What is asked: Name every person quoted directly in the Johnny Cash article below.

== Provided text

Once Johnny Cash walked the line, countless musicians followed in his footsteps.
"I think that any artist would have to say that there's some type of influence from Cash in them. If nothing else, just as an astounding example of believing in yourself and following your path," Australian-born country star Keith Urban said last week from a tour stop in Albany, N.Y. "I think that even when it deviates from the so-called 'righteous path,' if there's a pull to take it, then you have to take it. Because there are lessons to be learned on those roads, too."
"He's a true original," said latter-day musical iconoclast Shelby Lynne, the singer who sought out and won the role of Cash's mother in the new film "Walk the Line," which opens in theaters today. "There's never going to be another one like him."
"The thing I feel now in my life more than anything is, he was fearless," veteran singer-guitarist Marty Stuart said. "He was absolutely fearless. The box office, the chart, nothing came between his heart and his vision. That's the way I've always felt, period. But it's one thing to feel that way and another thing to live that way. He absolutely gave me enough guts and inspiration to live that way."
John R. Cash lived that way since his early days recording taut country like "I Walk the Line" at Sun Studios in the mid-'50s, under the visionary guidance of producer Sam Phillips and alongside future legends Elvis Presley, Carl Perkins and Jerry Lee Lewis. He followed his singular path all the way up until his death two years ago, plunging ever deeper into the depths of his soul while creating (with producer Rick Rubin) memorable cover versions of Nine Inch Nails' "Hurt" and Depeche Mode's "Personal Jesus."

====
== Supplied material

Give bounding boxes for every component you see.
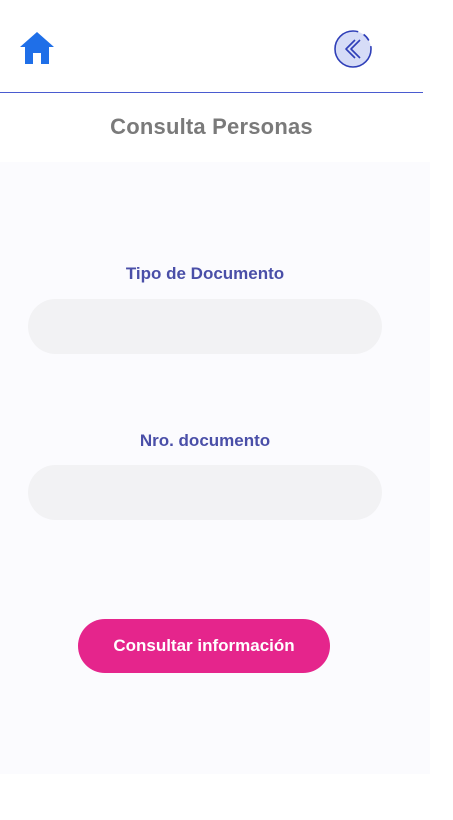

====

Output of the exercise: Keith Urban, Shelby Lynne, Marty Stuart